- [Records from a collection of figures]
·····

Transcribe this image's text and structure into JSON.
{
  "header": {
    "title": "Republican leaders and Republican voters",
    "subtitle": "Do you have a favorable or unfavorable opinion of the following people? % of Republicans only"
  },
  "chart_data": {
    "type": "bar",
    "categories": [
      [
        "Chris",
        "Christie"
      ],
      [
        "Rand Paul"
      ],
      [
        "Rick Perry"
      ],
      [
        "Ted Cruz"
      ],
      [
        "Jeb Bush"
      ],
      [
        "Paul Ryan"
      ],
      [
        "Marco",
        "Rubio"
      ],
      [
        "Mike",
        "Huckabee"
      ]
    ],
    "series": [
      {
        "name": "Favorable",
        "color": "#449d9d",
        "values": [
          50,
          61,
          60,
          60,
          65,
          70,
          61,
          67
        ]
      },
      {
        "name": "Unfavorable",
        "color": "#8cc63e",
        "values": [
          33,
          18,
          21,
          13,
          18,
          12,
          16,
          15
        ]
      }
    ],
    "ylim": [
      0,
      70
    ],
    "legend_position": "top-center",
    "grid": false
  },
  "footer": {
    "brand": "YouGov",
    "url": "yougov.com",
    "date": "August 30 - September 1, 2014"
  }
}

·····

- [Work required]
Output each entry precisely as given.

- [Response for this exercise]
Transcribe this image's text and structure into JSON.
{
  "header": {
    "title": "Republican leaders and Republican voters",
    "subtitle": "Do you have a favorable or unfavorable opinion of the following people? % of Republicans only"
  },
  "chart_data": {
    "type": "bar",
    "categories": [
      [
        "Chris",
        "Christie"
      ],
      [
        "Rand Paul"
      ],
      [
        "Rick Perry"
      ],
      [
        "Ted Cruz"
      ],
      [
        "Jeb Bush"
      ],
      [
        "Paul Ryan"
      ],
      [
        "Marco",
        "Rubio"
      ],
      [
        "Mike",
        "Huckabee"
      ]
    ],
    "series": [
      {
        "name": "Favorable",
        "color": "#449d9d",
        "values": [
          50,
          61,
          60,
          60,
          65,
          70,
          61,
          67
        ]
      },
      {
        "name": "Unfavorable",
        "color": "#8cc63e",
        "values": [
          33,
          18,
          21,
          13,
          18,
          12,
          16,
          15
        ]
      }
    ],
    "ylim": [
      0,
      70
    ],
    "legend_position": "top-center",
    "grid": false
  },
  "footer": {
    "brand": "YouGov",
    "url": "yougov.com",
    "date": "August 30 - September 1, 2014"
  }
}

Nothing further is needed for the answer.